Reproduce íntegramente y sin cambios el fragmento sobre el auge y la caída de los precios de las materias primas que aparece a continuación.
___ Fragmento
Entre 2000 y 2010 se produjo un explosivo aumento en los precios de los commodities. Un fuerte y sostenido aumento de la demanda China, motivado por un modelo que la llevó a ser “La Fábrica del Mundo”,  explica el aumento de valor en este tipo de productos. Esto permitió a los países productores sostener altas tasas de crecimiento, importantes niveles de ahorro, como así desplegar una política pública activa en materia de promoción social, lo que se tradujo en una considerable disminución de los niveles de pobreza y, en menor medida, de la desigualdad. Una importante tasa de ahorro, asimismo, permitió aplicar una inteligente política fiscal contracíclica –que hacía crecer el gasto público en momentos de crisis y lo disminuía en tiempos de bonanza- lo que permitía mantener cierta estabilidad económica y continuidad en la política pública.
Pero los altos precios de los productos primarios ya no volverán y las arcas públicas no tienen capacidad de contener ciclos recesivos prolongados. Todo, producto del cambio en el patrón de crecimiento de China, hoy más enfocada al mercado interno y los servicios, que a la industria manufacturera destinada a la exportación, lo que se tradujo en la caída estructural de su demanda para nuestras exportaciones, particularmente cobre. Vuelve el fantasma de los peores tiempos de la década del ’90, cuando las famosas recetas de ajuste estructural  emanadas del llamado “Consenso de Washington”, conjugaban fatalmente períodos de contracción de la actividad económica, con reducción del gasto público. De hecho, el mismo FMI estima que la caída en los precios de las materias primas podrían recortar el crecimiento en los países productores, en al menos un punto porcentual entre 2015-17.
______
___ Sección de datos
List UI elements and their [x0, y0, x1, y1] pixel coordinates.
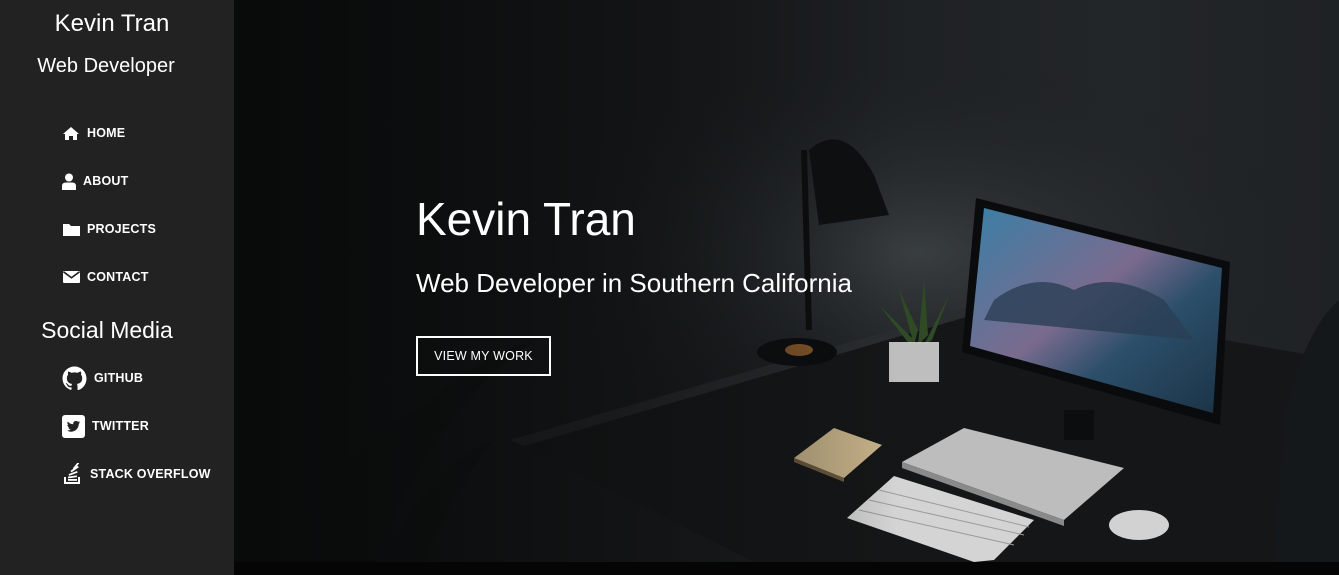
______
• Solución del problema
Entre 2000 y 2010 se produjo un explosivo aumento en los precios de los commodities. Un fuerte y sostenido aumento de la demanda China, motivado por un modelo que la llevó a ser “La Fábrica del Mundo”,  explica el aumento de valor en este tipo de productos. Esto permitió a los países productores sostener altas tasas de crecimiento, importantes niveles de ahorro, como así desplegar una política pública activa en materia de promoción social, lo que se tradujo en una considerable disminución de los niveles de pobreza y, en menor medida, de la desigualdad. Una importante tasa de ahorro, asimismo, permitió aplicar una inteligente política fiscal contracíclica –que hacía crecer el gasto público en momentos de crisis y lo disminuía en tiempos de bonanza- lo que permitía mantener cierta estabilidad económica y continuidad en la política pública.
Pero los altos precios de los productos primarios ya no volverán y las arcas públicas no tienen capacidad de contener ciclos recesivos prolongados. Todo, producto del cambio en el patrón de crecimiento de China, hoy más enfocada al mercado interno y los servicios, que a la industria manufacturera destinada a la exportación, lo que se tradujo en la caída estructural de su demanda para nuestras exportaciones, particularmente cobre. Vuelve el fantasma de los peores tiempos de la década del ’90, cuando las famosas recetas de ajuste estructural  emanadas del llamado “Consenso de Washington”, conjugaban fatalmente períodos de contracción de la actividad económica, con reducción del gasto público. De hecho, el mismo FMI estima que la caída en los precios de las materias primas podrían recortar el crecimiento en los países productores, en al menos un punto porcentual entre 2015-17.